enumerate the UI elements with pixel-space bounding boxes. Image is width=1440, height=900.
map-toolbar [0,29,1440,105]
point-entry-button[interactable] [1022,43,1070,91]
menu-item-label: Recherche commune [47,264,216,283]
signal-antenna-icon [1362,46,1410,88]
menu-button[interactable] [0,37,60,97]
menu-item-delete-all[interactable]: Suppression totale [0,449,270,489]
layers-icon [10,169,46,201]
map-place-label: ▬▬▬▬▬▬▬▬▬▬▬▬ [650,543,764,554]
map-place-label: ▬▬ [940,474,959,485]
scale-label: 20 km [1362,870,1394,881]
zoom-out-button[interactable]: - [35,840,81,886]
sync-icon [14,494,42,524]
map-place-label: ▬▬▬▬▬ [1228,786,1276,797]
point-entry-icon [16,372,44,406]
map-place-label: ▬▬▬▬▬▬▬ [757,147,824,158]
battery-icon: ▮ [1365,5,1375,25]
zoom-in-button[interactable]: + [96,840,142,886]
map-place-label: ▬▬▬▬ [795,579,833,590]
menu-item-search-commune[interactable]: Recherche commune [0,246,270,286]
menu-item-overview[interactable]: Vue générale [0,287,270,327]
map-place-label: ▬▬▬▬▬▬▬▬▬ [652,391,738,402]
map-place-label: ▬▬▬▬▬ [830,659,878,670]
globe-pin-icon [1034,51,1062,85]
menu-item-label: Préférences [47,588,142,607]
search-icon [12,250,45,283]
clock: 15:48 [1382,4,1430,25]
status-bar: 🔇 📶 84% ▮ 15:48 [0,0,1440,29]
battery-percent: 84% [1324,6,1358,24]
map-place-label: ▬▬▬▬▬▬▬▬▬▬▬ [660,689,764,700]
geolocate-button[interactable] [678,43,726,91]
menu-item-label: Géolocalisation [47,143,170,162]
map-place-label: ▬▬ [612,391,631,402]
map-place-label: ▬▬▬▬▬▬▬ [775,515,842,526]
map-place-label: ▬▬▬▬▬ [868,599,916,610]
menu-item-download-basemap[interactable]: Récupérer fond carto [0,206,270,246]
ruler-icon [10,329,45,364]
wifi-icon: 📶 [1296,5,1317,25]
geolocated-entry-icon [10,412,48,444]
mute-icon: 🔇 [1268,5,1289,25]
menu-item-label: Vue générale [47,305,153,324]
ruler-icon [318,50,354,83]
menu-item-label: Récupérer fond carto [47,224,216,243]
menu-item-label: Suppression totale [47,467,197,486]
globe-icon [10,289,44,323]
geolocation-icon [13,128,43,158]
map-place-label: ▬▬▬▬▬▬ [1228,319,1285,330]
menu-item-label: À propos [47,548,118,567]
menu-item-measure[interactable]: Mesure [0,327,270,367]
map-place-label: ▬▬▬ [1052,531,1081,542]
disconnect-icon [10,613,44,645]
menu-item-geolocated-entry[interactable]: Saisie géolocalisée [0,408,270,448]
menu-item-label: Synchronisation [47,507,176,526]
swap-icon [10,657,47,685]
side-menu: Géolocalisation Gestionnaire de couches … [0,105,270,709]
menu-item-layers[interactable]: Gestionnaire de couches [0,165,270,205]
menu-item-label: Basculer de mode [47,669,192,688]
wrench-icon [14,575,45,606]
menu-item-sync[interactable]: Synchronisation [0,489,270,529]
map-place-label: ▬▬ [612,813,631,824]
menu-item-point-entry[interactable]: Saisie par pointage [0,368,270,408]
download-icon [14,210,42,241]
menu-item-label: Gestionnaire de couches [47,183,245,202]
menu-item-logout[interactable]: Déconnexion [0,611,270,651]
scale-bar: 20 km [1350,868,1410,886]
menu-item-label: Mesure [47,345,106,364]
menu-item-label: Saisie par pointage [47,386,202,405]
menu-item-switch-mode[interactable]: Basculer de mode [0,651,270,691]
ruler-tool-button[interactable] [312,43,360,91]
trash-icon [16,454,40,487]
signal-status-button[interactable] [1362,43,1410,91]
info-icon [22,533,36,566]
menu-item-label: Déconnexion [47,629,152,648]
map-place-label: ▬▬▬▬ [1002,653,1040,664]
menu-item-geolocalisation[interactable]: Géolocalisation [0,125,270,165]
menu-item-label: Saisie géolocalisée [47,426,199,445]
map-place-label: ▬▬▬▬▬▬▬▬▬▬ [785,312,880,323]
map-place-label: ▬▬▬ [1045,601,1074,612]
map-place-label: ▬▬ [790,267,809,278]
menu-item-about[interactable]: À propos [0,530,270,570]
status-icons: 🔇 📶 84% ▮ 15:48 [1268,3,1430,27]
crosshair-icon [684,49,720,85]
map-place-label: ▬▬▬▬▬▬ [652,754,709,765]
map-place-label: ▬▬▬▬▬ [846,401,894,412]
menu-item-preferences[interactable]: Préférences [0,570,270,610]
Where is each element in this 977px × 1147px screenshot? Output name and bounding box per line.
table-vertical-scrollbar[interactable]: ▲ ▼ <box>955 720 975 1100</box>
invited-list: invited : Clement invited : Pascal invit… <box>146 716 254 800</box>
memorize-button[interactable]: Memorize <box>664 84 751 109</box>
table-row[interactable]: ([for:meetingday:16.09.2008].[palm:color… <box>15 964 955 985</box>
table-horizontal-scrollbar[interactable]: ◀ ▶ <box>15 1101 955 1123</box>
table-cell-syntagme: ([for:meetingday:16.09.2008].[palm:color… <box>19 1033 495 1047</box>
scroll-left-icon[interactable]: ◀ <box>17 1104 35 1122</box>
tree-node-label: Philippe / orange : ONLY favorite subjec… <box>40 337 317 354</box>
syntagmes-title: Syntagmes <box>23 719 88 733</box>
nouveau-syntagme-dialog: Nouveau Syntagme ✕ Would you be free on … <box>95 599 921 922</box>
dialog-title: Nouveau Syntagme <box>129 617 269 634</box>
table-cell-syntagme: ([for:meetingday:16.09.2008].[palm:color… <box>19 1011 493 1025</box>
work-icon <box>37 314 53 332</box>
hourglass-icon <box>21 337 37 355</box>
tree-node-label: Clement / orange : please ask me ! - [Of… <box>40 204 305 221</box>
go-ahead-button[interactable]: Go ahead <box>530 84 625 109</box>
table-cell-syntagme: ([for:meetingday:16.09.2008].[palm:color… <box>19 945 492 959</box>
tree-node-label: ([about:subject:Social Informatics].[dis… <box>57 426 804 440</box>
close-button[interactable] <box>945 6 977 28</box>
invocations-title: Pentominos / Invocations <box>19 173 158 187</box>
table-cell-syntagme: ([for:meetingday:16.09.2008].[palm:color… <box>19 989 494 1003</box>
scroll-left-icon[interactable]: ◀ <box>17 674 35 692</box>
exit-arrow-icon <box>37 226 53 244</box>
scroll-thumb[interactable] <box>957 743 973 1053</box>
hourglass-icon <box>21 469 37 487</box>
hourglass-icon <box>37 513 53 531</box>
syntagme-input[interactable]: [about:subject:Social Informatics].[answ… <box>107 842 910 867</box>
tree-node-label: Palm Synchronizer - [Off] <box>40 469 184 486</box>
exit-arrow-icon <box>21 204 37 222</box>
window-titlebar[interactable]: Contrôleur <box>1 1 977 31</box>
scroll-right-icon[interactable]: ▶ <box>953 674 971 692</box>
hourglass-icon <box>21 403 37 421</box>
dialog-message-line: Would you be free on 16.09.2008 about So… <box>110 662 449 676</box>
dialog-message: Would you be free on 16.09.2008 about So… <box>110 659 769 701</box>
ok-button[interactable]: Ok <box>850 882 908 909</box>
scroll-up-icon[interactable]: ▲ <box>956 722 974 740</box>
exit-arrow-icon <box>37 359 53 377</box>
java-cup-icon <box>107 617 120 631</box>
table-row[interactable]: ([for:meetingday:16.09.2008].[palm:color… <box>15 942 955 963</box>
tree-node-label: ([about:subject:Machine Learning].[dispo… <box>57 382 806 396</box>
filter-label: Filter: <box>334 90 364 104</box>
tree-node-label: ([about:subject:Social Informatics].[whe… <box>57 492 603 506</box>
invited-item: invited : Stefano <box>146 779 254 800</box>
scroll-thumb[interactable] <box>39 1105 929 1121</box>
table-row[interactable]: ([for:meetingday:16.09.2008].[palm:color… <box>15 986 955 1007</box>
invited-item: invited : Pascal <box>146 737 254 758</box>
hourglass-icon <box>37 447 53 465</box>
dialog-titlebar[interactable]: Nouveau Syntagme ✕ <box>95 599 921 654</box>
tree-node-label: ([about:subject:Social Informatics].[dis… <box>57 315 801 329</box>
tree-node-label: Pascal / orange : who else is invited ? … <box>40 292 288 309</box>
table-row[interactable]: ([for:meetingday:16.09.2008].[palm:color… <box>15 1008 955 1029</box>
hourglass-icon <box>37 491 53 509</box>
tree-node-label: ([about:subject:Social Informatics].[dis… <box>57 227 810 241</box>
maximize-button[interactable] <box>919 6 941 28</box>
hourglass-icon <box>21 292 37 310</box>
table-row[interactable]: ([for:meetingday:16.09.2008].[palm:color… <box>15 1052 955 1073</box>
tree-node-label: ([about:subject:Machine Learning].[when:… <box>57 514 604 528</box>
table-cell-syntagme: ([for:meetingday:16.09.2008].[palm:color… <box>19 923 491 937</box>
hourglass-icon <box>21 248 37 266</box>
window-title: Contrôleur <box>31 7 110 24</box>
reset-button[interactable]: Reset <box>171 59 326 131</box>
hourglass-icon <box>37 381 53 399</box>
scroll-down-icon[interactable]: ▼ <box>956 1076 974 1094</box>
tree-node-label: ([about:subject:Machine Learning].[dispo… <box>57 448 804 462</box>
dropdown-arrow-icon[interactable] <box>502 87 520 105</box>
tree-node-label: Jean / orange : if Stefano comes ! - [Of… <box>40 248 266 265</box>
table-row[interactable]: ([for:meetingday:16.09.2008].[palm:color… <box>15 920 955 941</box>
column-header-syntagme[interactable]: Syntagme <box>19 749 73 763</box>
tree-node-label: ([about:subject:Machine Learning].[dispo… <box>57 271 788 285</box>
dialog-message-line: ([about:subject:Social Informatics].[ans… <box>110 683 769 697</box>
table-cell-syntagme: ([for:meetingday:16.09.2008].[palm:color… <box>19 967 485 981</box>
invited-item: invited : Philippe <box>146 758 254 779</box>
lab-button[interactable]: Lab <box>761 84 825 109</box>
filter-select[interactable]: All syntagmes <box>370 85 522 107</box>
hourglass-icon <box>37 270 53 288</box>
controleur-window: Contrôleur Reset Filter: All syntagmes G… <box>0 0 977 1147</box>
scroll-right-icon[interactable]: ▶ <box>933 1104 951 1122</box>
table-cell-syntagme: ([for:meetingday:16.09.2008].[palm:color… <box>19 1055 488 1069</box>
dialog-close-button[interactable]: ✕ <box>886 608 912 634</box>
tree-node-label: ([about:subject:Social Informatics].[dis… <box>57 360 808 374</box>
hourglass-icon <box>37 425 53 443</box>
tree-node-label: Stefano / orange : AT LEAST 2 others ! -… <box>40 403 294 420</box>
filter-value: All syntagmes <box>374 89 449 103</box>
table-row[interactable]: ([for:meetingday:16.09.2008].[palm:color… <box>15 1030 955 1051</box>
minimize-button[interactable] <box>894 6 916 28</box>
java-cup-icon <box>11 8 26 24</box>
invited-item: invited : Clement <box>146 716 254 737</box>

- **Given task**:
Can you rewrite the lines of the listing as a numbered list, starting at its first line and ending at the line containing "signal-antenna-icon [1362,46,1410,88]", with both of those lines included and any blank lines left out?

- **Task response**:
1. enumerate the UI elements with pixel-space bounding boxes. Image is width=1440, height=900.
2. map-toolbar [0,29,1440,105]
3. point-entry-button[interactable] [1022,43,1070,91]
4. menu-item-label: Recherche commune [47,264,216,283]
5. signal-antenna-icon [1362,46,1410,88]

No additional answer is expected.